Determine which lines contain the word "FRED", then copy those lines.

▶ Data extract
━━━━━━

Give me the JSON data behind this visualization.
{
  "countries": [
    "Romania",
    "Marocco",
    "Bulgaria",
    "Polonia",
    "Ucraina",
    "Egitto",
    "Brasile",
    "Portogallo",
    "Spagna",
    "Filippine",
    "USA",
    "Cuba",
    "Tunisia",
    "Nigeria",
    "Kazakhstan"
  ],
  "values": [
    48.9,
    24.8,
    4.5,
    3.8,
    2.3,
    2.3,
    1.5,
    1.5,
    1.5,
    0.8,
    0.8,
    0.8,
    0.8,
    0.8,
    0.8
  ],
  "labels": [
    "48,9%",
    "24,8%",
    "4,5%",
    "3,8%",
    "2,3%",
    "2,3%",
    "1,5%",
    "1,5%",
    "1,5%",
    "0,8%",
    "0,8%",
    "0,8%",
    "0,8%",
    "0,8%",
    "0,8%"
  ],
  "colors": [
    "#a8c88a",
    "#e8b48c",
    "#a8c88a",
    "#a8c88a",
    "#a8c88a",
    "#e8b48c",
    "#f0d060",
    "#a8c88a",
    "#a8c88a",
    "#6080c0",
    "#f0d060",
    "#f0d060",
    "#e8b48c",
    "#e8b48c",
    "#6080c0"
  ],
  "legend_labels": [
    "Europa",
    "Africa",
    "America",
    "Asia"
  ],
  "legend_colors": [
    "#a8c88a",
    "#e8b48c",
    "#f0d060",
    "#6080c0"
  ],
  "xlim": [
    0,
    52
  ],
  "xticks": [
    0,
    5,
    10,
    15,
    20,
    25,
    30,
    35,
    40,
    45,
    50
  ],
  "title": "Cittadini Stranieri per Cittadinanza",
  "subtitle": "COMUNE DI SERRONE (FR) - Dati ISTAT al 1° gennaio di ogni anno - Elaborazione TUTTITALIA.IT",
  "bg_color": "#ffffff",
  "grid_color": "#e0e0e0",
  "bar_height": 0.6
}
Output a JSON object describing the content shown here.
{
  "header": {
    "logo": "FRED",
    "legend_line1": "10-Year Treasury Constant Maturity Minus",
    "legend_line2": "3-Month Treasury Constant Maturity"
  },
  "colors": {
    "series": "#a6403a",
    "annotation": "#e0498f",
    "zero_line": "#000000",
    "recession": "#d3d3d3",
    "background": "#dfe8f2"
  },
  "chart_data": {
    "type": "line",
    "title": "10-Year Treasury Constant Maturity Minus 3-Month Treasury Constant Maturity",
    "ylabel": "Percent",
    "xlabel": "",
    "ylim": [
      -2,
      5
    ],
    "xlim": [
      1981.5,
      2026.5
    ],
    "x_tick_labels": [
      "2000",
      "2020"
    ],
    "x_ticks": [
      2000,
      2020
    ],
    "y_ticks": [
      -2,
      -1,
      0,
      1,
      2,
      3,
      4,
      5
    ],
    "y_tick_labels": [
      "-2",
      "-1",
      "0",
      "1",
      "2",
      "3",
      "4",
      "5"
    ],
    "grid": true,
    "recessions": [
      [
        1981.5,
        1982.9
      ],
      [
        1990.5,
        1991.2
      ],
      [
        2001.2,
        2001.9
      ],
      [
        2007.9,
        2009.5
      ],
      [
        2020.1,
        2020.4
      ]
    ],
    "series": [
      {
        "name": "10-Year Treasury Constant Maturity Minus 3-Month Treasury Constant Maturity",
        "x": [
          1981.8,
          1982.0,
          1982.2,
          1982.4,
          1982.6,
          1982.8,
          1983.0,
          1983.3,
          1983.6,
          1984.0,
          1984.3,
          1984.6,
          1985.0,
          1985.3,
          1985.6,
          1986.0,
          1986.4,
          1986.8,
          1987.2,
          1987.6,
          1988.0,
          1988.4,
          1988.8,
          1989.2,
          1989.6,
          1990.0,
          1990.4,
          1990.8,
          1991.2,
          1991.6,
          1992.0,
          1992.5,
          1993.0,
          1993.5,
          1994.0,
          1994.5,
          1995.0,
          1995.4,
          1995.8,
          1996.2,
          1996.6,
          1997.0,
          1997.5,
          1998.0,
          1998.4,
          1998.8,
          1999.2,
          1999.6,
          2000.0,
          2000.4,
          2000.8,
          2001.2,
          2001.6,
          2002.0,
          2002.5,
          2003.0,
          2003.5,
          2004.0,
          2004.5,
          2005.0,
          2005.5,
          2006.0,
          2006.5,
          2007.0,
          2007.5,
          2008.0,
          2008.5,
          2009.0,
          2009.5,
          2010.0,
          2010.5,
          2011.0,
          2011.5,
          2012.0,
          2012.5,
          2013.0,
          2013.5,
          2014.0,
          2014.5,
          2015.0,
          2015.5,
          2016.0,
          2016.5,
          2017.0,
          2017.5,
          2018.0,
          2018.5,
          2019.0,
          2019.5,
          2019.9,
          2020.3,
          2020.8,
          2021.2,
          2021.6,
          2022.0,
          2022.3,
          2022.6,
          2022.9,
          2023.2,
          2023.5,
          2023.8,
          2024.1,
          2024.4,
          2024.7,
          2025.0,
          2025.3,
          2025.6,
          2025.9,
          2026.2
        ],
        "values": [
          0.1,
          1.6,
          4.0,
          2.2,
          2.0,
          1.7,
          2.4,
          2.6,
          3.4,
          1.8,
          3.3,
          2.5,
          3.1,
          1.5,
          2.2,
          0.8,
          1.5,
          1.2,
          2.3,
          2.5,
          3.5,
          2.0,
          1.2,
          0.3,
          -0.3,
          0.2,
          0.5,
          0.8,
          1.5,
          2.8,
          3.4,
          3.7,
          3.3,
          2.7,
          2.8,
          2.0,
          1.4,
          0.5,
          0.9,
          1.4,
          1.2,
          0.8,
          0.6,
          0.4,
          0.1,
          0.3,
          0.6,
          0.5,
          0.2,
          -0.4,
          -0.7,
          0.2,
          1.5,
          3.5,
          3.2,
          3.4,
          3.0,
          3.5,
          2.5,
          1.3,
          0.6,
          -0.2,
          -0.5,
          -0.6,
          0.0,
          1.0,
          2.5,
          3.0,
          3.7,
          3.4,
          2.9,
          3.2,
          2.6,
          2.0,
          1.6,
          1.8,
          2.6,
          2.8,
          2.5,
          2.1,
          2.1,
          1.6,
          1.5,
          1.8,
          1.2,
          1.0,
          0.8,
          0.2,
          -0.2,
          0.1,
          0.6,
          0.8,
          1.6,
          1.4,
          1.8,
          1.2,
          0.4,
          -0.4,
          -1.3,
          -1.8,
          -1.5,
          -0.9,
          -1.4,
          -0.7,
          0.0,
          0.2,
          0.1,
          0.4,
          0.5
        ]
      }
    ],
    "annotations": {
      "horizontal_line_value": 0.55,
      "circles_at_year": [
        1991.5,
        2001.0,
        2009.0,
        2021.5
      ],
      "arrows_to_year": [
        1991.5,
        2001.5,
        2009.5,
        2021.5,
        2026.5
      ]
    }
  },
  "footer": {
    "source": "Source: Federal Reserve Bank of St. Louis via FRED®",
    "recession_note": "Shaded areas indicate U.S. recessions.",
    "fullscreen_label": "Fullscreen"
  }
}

━━━━━━

▶ Complete response
    "logo": "FRED",
    "source": "Source: Federal Reserve Bank of St. Louis via FRED®",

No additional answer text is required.